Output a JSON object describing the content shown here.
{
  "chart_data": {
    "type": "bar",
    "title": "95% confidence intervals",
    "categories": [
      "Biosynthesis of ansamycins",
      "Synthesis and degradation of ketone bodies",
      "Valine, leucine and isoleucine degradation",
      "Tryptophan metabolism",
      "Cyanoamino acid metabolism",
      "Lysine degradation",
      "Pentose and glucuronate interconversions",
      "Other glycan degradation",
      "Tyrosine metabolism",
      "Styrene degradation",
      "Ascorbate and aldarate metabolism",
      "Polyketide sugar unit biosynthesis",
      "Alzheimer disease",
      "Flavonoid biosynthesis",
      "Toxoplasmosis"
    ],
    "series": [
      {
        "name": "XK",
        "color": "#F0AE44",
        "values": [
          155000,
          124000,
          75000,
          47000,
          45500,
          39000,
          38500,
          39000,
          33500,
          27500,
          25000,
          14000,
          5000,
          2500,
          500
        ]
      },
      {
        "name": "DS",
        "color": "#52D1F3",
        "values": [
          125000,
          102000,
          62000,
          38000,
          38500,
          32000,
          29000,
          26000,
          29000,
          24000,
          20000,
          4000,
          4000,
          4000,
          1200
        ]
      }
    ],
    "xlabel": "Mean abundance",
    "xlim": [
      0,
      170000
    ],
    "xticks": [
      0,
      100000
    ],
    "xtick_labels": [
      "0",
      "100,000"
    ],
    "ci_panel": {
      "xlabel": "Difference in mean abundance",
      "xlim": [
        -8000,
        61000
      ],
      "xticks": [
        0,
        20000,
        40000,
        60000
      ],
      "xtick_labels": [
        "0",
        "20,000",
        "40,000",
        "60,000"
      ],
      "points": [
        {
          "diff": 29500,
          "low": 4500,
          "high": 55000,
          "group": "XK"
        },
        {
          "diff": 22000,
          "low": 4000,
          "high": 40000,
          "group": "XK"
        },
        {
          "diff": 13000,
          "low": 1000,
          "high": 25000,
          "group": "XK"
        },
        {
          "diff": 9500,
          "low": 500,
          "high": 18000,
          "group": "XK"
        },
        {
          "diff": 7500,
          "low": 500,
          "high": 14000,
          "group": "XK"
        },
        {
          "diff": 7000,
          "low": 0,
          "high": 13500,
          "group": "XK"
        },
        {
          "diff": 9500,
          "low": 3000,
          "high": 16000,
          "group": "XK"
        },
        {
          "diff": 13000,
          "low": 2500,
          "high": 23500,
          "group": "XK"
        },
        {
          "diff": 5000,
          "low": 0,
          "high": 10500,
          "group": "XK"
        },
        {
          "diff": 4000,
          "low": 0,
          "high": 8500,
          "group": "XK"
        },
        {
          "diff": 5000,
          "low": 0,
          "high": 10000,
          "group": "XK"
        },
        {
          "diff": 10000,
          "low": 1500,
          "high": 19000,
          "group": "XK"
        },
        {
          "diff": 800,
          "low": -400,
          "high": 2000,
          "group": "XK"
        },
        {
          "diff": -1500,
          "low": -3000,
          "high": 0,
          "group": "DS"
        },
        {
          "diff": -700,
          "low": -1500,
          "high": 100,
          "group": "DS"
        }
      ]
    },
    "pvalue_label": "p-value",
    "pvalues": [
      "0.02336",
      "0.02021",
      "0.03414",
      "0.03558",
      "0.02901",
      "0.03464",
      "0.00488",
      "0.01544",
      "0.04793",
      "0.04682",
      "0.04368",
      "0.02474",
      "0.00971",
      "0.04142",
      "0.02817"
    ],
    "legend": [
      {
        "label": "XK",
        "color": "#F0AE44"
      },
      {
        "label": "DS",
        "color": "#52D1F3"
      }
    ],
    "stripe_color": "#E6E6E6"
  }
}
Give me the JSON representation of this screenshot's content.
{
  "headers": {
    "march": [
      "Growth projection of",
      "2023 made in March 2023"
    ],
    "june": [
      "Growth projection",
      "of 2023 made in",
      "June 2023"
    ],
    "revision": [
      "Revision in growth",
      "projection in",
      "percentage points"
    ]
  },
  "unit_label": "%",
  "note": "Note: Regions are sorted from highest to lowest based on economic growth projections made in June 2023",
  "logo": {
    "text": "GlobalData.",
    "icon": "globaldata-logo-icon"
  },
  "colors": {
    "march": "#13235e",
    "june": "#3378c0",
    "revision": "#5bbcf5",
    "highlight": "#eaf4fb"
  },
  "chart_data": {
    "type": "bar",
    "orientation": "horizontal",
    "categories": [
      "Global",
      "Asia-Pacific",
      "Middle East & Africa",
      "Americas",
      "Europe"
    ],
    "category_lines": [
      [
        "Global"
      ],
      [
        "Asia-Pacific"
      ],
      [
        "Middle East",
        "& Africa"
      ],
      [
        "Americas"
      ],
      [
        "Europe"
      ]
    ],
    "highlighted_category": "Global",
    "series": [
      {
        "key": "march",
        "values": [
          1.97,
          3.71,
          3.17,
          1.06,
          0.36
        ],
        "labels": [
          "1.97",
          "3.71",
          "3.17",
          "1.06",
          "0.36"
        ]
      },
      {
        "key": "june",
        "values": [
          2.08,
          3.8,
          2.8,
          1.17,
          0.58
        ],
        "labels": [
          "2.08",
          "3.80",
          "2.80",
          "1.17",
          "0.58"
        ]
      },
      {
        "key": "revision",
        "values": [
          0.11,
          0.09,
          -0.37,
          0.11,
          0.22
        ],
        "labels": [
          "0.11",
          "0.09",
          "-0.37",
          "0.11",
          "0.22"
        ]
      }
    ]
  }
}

_EXERCISE DETAILS:_ Copy the data above exactly. Every line must be included.

_FINAL RESULT:_
Output a JSON object describing the content shown here.
{
  "chart_data": {
    "type": "bar",
    "title": "95% confidence intervals",
    "categories": [
      "Biosynthesis of ansamycins",
      "Synthesis and degradation of ketone bodies",
      "Valine, leucine and isoleucine degradation",
      "Tryptophan metabolism",
      "Cyanoamino acid metabolism",
      "Lysine degradation",
      "Pentose and glucuronate interconversions",
      "Other glycan degradation",
      "Tyrosine metabolism",
      "Styrene degradation",
      "Ascorbate and aldarate metabolism",
      "Polyketide sugar unit biosynthesis",
      "Alzheimer disease",
      "Flavonoid biosynthesis",
      "Toxoplasmosis"
    ],
    "series": [
      {
        "name": "XK",
        "color": "#F0AE44",
        "values": [
          155000,
          124000,
          75000,
          47000,
          45500,
          39000,
          38500,
          39000,
          33500,
          27500,
          25000,
          14000,
          5000,
          2500,
          500
        ]
      },
      {
        "name": "DS",
        "color": "#52D1F3",
        "values": [
          125000,
          102000,
          62000,
          38000,
          38500,
          32000,
          29000,
          26000,
          29000,
          24000,
          20000,
          4000,
          4000,
          4000,
          1200
        ]
      }
    ],
    "xlabel": "Mean abundance",
    "xlim": [
      0,
      170000
    ],
    "xticks": [
      0,
      100000
    ],
    "xtick_labels": [
      "0",
      "100,000"
    ],
    "ci_panel": {
      "xlabel": "Difference in mean abundance",
      "xlim": [
        -8000,
        61000
      ],
      "xticks": [
        0,
        20000,
        40000,
        60000
      ],
      "xtick_labels": [
        "0",
        "20,000",
        "40,000",
        "60,000"
      ],
      "points": [
        {
          "diff": 29500,
          "low": 4500,
          "high": 55000,
          "group": "XK"
        },
        {
          "diff": 22000,
          "low": 4000,
          "high": 40000,
          "group": "XK"
        },
        {
          "diff": 13000,
          "low": 1000,
          "high": 25000,
          "group": "XK"
        },
        {
          "diff": 9500,
          "low": 500,
          "high": 18000,
          "group": "XK"
        },
        {
          "diff": 7500,
          "low": 500,
          "high": 14000,
          "group": "XK"
        },
        {
          "diff": 7000,
          "low": 0,
          "high": 13500,
          "group": "XK"
        },
        {
          "diff": 9500,
          "low": 3000,
          "high": 16000,
          "group": "XK"
        },
        {
          "diff": 13000,
          "low": 2500,
          "high": 23500,
          "group": "XK"
        },
        {
          "diff": 5000,
          "low": 0,
          "high": 10500,
          "group": "XK"
        },
        {
          "diff": 4000,
          "low": 0,
          "high": 8500,
          "group": "XK"
        },
        {
          "diff": 5000,
          "low": 0,
          "high": 10000,
          "group": "XK"
        },
        {
          "diff": 10000,
          "low": 1500,
          "high": 19000,
          "group": "XK"
        },
        {
          "diff": 800,
          "low": -400,
          "high": 2000,
          "group": "XK"
        },
        {
          "diff": -1500,
          "low": -3000,
          "high": 0,
          "group": "DS"
        },
        {
          "diff": -700,
          "low": -1500,
          "high": 100,
          "group": "DS"
        }
      ]
    },
    "pvalue_label": "p-value",
    "pvalues": [
      "0.02336",
      "0.02021",
      "0.03414",
      "0.03558",
      "0.02901",
      "0.03464",
      "0.00488",
      "0.01544",
      "0.04793",
      "0.04682",
      "0.04368",
      "0.02474",
      "0.00971",
      "0.04142",
      "0.02817"
    ],
    "legend": [
      {
        "label": "XK",
        "color": "#F0AE44"
      },
      {
        "label": "DS",
        "color": "#52D1F3"
      }
    ],
    "stripe_color": "#E6E6E6"
  }
}
Give me the JSON representation of this screenshot's content.
{
  "headers": {
    "march": [
      "Growth projection of",
      "2023 made in March 2023"
    ],
    "june": [
      "Growth projection",
      "of 2023 made in",
      "June 2023"
    ],
    "revision": [
      "Revision in growth",
      "projection in",
      "percentage points"
    ]
  },
  "unit_label": "%",
  "note": "Note: Regions are sorted from highest to lowest based on economic growth projections made in June 2023",
  "logo": {
    "text": "GlobalData.",
    "icon": "globaldata-logo-icon"
  },
  "colors": {
    "march": "#13235e",
    "june": "#3378c0",
    "revision": "#5bbcf5",
    "highlight": "#eaf4fb"
  },
  "chart_data": {
    "type": "bar",
    "orientation": "horizontal",
    "categories": [
      "Global",
      "Asia-Pacific",
      "Middle East & Africa",
      "Americas",
      "Europe"
    ],
    "category_lines": [
      [
        "Global"
      ],
      [
        "Asia-Pacific"
      ],
      [
        "Middle East",
        "& Africa"
      ],
      [
        "Americas"
      ],
      [
        "Europe"
      ]
    ],
    "highlighted_category": "Global",
    "series": [
      {
        "key": "march",
        "values": [
          1.97,
          3.71,
          3.17,
          1.06,
          0.36
        ],
        "labels": [
          "1.97",
          "3.71",
          "3.17",
          "1.06",
          "0.36"
        ]
      },
      {
        "key": "june",
        "values": [
          2.08,
          3.8,
          2.8,
          1.17,
          0.58
        ],
        "labels": [
          "2.08",
          "3.80",
          "2.80",
          "1.17",
          "0.58"
        ]
      },
      {
        "key": "revision",
        "values": [
          0.11,
          0.09,
          -0.37,
          0.11,
          0.22
        ],
        "labels": [
          "0.11",
          "0.09",
          "-0.37",
          "0.11",
          "0.22"
        ]
      }
    ]
  }
}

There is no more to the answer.